GOAL: Output the lines that run from the one containing "members-icon[interactable] [628,97,670,131]" through the one containing "message-line: 私の予測だけどしるこさん →", both included, copying each exactly.

MATERIAL FOR THIS EXERCISE:

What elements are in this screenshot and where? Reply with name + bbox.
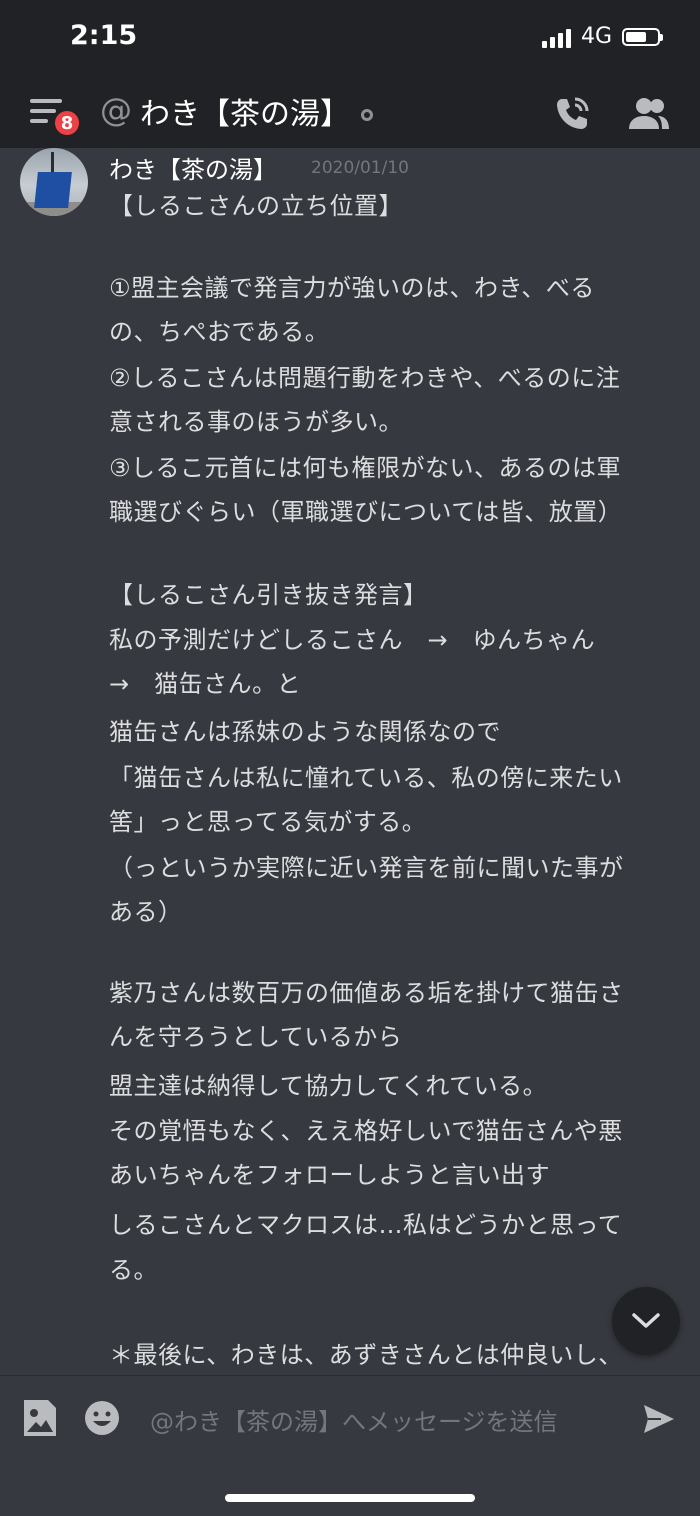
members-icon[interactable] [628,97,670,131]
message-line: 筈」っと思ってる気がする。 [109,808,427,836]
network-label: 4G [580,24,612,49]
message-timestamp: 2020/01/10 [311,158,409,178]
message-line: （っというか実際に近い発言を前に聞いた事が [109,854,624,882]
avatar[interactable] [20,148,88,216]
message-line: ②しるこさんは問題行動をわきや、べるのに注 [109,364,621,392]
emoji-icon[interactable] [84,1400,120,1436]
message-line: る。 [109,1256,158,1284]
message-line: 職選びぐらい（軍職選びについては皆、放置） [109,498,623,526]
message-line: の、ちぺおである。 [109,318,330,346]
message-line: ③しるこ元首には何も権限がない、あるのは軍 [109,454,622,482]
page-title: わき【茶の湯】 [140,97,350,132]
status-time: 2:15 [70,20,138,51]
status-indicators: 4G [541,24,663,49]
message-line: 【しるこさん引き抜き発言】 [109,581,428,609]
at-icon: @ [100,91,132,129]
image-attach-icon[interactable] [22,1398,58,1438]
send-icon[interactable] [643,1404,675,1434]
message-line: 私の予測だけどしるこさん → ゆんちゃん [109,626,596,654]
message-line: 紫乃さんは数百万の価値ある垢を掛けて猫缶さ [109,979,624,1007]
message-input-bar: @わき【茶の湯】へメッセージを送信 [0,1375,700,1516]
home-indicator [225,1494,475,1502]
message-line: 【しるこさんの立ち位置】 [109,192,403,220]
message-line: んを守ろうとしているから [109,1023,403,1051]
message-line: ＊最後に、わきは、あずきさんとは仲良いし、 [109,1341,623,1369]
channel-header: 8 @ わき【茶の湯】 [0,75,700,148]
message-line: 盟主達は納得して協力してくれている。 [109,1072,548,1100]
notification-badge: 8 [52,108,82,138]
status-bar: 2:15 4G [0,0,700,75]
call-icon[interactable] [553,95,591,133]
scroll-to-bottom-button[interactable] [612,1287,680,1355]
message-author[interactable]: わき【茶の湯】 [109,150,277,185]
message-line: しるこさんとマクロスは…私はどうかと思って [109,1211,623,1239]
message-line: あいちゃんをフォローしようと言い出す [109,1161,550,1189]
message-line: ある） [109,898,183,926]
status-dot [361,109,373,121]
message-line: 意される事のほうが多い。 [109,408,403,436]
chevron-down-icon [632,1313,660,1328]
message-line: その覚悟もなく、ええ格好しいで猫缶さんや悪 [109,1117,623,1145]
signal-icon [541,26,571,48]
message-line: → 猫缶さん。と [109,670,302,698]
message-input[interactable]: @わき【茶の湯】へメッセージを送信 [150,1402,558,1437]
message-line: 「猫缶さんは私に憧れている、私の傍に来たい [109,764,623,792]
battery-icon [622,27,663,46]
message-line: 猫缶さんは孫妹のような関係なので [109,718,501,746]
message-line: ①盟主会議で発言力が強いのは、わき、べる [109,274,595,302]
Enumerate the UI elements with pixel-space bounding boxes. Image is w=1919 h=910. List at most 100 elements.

ANSWER TO THE PROBLEM:
members-icon[interactable] [628,97,670,131]
message-line: 筈」っと思ってる気がする。 [109,808,427,836]
network-label: 4G [580,24,612,49]
message-timestamp: 2020/01/10 [311,158,409,178]
message-line: （っというか実際に近い発言を前に聞いた事が [109,854,624,882]
avatar[interactable] [20,148,88,216]
message-line: ②しるこさんは問題行動をわきや、べるのに注 [109,364,621,392]
emoji-icon[interactable] [84,1400,120,1436]
message-line: る。 [109,1256,158,1284]
message-line: 職選びぐらい（軍職選びについては皆、放置） [109,498,623,526]
message-line: の、ちぺおである。 [109,318,330,346]
message-line: ③しるこ元首には何も権限がない、あるのは軍 [109,454,622,482]
page-title: わき【茶の湯】 [140,97,350,132]
status-time: 2:15 [70,20,138,51]
status-indicators: 4G [541,24,663,49]
message-line: 【しるこさん引き抜き発言】 [109,581,428,609]
at-icon: @ [100,91,132,129]
image-attach-icon[interactable] [22,1398,58,1438]
send-icon[interactable] [643,1404,675,1434]
message-line: 私の予測だけどしるこさん → ゆんちゃん [109,626,596,654]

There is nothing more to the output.